Copy each item below word for word, leaving out the pictures.

┌────────

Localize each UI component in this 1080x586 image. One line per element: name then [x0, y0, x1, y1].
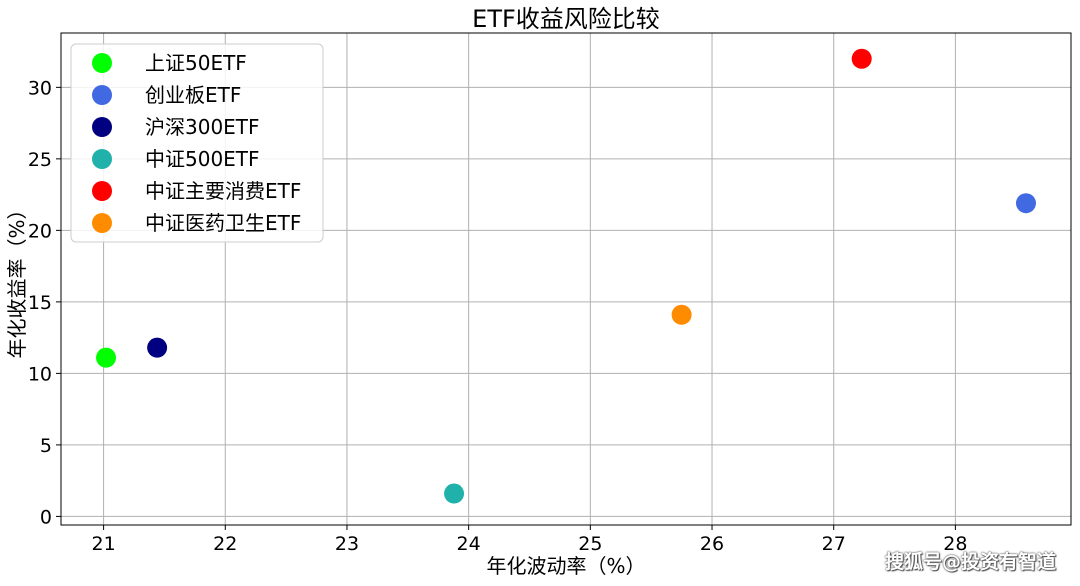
legend: 上证50ETF 创业板ETF 沪深300ETF 中证500ETF 中证主要消费ETF 中证… [70, 43, 324, 243]
legend-box [70, 43, 324, 243]
legend-marker [92, 149, 112, 169]
legend-marker [92, 85, 112, 105]
data-point [444, 483, 465, 504]
x-tick-label: 24 [457, 533, 481, 555]
data-point [851, 48, 872, 69]
x-tick-label: 23 [335, 533, 359, 555]
y-tick-label: 0 [40, 506, 52, 528]
x-tick-label: 25 [578, 533, 602, 555]
legend-label: 创业板ETF [145, 83, 241, 107]
x-tick-label: 22 [213, 533, 237, 555]
legend-marker [92, 53, 112, 73]
data-point [96, 347, 117, 368]
legend-marker [92, 213, 112, 233]
legend-label: 中证500ETF [145, 147, 260, 171]
x-tick-label: 26 [700, 533, 724, 555]
legend-marker [92, 117, 112, 137]
watermark: 搜狐号@投资有智道 [884, 551, 1056, 573]
y-tick-label: 10 [28, 363, 52, 385]
legend-label: 上证50ETF [145, 51, 247, 75]
y-tick-label: 25 [28, 149, 52, 171]
legend-label: 中证主要消费ETF [145, 179, 301, 203]
y-tick-label: 30 [28, 77, 52, 99]
legend-label: 沪深300ETF [145, 115, 260, 139]
y-tick-label: 15 [28, 292, 52, 314]
data-point [1015, 193, 1036, 214]
x-axis-label: 年化波动率（%） [486, 554, 645, 578]
data-point [147, 337, 168, 358]
x-tick-label: 28 [943, 533, 967, 555]
legend-marker [92, 181, 112, 201]
legend-label: 中证医药卫生ETF [145, 211, 301, 235]
y-axis-label: 年化收益率（%） [5, 199, 29, 358]
data-point [671, 304, 692, 325]
y-tick-label: 20 [28, 220, 52, 242]
plot-frame [60, 32, 1072, 526]
chart-title: ETF收益风险比较 [472, 5, 660, 33]
y-tick-label: 5 [40, 435, 52, 457]
x-tick-label: 21 [91, 533, 115, 555]
x-tick-label: 27 [822, 533, 846, 555]
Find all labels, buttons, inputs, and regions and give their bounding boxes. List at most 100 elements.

└────────

PROBLEM SOLUTION:
Localize each UI component in this 1080x586 image. One line per element: name then [x0, y0, x1, y1].
legend: 上证50ETF 创业板ETF 沪深300ETF 中证500ETF 中证主要消费ETF 中证… [70, 43, 324, 243]
legend-box [70, 43, 324, 243]
legend-marker [92, 149, 112, 169]
legend-marker [92, 85, 112, 105]
data-point [444, 483, 465, 504]
x-tick-label: 24 [457, 533, 481, 555]
data-point [851, 48, 872, 69]
x-tick-label: 23 [335, 533, 359, 555]
y-tick-label: 0 [40, 506, 52, 528]
x-tick-label: 25 [578, 533, 602, 555]
legend-label: 创业板ETF [145, 83, 241, 107]
x-tick-label: 22 [213, 533, 237, 555]
legend-marker [92, 53, 112, 73]
data-point [96, 347, 117, 368]
legend-marker [92, 213, 112, 233]
legend-label: 中证500ETF [145, 147, 260, 171]
x-tick-label: 26 [700, 533, 724, 555]
legend-marker [92, 117, 112, 137]
watermark: 搜狐号@投资有智道 [884, 551, 1056, 573]
y-tick-label: 10 [28, 363, 52, 385]
legend-label: 上证50ETF [145, 51, 247, 75]
y-tick-label: 25 [28, 149, 52, 171]
legend-label: 中证主要消费ETF [145, 179, 301, 203]
y-tick-label: 30 [28, 77, 52, 99]
legend-label: 沪深300ETF [145, 115, 260, 139]
y-tick-label: 15 [28, 292, 52, 314]
data-point [1015, 193, 1036, 214]
x-axis-label: 年化波动率（%） [486, 554, 645, 578]
data-point [147, 337, 168, 358]
x-tick-label: 28 [943, 533, 967, 555]
legend-marker [92, 181, 112, 201]
legend-label: 中证医药卫生ETF [145, 211, 301, 235]
y-axis-label: 年化收益率（%） [5, 199, 29, 358]
data-point [671, 304, 692, 325]
y-tick-label: 20 [28, 220, 52, 242]
plot-frame [60, 32, 1072, 526]
chart-title: ETF收益风险比较 [472, 5, 660, 33]
y-tick-label: 5 [40, 435, 52, 457]
x-tick-label: 21 [91, 533, 115, 555]
x-tick-label: 27 [822, 533, 846, 555]
Find all labels, buttons, inputs, and regions and give their bounding boxes. List at most 100 elements.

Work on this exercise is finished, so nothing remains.